Gather, from the listing beneath this task, every line holding the string "bottom".

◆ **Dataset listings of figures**
________________________________________

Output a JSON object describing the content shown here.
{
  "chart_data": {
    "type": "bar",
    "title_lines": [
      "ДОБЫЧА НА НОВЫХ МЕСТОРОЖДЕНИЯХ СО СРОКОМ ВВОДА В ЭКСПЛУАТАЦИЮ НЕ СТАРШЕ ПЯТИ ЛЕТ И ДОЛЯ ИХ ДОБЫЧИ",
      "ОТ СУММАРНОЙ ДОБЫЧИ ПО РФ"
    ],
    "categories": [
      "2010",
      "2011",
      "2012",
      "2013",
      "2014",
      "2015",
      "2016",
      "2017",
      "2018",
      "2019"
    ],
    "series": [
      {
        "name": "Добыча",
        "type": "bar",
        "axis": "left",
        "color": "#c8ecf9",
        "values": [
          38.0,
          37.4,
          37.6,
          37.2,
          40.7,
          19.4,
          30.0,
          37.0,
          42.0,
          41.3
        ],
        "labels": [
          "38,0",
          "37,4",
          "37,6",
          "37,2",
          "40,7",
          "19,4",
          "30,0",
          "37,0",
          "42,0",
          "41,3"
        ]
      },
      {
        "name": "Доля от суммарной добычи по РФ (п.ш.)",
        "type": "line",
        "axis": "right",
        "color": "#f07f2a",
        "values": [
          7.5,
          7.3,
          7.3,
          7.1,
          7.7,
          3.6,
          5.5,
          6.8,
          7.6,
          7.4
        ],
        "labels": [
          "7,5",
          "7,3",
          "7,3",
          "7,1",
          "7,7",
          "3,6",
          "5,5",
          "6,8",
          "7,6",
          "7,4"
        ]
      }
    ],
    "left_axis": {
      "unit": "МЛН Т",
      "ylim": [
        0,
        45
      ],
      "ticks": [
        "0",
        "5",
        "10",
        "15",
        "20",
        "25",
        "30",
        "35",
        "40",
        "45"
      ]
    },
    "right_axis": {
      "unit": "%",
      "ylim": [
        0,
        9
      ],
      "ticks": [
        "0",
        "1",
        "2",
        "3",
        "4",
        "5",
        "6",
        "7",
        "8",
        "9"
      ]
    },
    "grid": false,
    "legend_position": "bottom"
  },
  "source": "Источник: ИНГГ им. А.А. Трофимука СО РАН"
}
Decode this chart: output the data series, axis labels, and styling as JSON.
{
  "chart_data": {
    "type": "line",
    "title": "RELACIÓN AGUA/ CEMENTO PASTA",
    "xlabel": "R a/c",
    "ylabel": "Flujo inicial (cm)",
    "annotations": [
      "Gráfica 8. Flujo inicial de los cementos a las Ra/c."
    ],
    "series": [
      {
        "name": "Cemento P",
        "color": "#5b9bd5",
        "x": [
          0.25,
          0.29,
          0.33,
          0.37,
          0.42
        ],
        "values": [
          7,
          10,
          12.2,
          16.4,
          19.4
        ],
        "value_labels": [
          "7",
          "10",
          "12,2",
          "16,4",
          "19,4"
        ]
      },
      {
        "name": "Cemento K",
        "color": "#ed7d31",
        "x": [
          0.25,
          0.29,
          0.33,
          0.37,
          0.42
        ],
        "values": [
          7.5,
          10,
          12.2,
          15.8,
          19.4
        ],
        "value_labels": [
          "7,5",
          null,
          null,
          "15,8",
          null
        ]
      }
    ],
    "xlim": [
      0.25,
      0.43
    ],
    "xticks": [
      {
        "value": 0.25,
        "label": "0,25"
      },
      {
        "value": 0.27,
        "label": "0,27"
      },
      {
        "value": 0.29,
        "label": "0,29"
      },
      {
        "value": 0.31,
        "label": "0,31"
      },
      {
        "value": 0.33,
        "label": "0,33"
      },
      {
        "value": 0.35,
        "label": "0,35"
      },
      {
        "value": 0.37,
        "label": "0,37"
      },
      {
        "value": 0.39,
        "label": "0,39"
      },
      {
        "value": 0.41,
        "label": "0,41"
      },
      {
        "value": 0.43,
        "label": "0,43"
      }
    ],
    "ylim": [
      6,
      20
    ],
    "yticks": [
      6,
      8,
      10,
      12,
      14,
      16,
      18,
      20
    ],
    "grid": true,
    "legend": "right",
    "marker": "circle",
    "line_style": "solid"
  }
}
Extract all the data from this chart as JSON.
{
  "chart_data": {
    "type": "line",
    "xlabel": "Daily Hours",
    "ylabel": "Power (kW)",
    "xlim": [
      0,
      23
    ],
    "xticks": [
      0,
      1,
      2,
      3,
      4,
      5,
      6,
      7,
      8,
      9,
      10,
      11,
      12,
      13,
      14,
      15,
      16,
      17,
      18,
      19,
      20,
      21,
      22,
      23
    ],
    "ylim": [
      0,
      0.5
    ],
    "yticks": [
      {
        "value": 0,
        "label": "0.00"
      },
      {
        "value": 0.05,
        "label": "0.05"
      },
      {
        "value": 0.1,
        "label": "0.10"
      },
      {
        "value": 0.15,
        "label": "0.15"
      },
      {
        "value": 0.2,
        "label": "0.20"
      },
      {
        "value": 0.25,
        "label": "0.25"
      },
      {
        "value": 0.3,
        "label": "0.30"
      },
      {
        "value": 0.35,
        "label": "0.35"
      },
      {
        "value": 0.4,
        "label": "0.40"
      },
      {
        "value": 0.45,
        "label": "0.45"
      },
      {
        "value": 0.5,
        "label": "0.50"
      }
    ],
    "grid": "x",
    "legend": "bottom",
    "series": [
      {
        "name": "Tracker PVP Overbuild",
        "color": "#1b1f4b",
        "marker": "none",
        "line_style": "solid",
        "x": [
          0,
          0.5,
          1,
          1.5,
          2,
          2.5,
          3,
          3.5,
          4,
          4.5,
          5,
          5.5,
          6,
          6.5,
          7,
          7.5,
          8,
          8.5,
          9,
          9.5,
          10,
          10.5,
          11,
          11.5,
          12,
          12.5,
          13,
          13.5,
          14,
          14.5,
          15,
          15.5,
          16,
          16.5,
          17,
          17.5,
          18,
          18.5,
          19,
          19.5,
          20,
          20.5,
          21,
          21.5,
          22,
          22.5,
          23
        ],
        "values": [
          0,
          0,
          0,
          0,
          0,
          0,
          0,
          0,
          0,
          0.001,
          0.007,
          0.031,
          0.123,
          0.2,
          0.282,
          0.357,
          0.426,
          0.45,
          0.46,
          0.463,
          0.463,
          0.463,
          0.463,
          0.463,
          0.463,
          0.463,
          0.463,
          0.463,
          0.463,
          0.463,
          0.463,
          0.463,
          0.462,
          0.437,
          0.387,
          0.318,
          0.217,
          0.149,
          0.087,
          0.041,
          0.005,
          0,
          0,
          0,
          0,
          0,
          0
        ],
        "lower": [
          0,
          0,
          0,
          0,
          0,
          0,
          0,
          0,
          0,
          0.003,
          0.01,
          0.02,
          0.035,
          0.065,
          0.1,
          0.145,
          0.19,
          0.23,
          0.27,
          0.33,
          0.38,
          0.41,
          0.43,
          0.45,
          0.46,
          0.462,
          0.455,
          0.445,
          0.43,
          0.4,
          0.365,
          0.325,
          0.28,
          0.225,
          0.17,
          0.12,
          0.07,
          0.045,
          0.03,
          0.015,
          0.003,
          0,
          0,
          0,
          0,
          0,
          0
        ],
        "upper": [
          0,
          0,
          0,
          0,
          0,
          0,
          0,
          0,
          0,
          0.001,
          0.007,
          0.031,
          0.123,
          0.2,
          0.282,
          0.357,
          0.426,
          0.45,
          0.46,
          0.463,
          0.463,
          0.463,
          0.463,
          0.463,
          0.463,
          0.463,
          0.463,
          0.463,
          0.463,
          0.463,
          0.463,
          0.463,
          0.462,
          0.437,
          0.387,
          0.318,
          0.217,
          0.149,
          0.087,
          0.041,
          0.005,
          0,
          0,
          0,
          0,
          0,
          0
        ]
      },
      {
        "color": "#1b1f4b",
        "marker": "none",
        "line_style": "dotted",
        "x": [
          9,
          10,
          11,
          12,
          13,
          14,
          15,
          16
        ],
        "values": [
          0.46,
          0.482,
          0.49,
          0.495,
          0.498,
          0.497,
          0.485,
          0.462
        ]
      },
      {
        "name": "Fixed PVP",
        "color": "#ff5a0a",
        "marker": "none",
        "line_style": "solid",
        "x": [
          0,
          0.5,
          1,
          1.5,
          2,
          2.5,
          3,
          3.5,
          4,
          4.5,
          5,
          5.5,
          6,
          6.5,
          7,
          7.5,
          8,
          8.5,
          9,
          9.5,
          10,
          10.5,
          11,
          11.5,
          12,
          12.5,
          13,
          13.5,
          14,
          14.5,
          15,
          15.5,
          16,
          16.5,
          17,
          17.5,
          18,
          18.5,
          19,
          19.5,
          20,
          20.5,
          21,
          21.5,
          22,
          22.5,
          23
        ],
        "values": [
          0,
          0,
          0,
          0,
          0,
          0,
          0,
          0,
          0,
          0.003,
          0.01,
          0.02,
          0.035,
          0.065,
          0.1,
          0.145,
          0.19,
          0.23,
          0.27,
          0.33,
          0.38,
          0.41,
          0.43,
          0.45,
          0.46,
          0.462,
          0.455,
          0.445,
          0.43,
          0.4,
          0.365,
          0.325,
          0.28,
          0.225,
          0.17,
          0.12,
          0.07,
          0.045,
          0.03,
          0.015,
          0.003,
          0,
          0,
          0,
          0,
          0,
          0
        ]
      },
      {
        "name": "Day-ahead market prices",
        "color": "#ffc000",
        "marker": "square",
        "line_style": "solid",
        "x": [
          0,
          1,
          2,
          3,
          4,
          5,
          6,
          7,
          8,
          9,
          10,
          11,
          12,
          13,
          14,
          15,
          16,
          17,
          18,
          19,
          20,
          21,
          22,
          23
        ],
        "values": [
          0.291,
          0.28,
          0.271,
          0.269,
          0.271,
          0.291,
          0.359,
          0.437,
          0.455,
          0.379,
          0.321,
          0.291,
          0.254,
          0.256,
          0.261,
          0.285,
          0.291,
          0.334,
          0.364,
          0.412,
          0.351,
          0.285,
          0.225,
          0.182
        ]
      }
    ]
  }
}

________________________________________

◆ **RESPONSE TO THIS EXERCISE**
    "legend_position": "bottom"
    "legend": "bottom",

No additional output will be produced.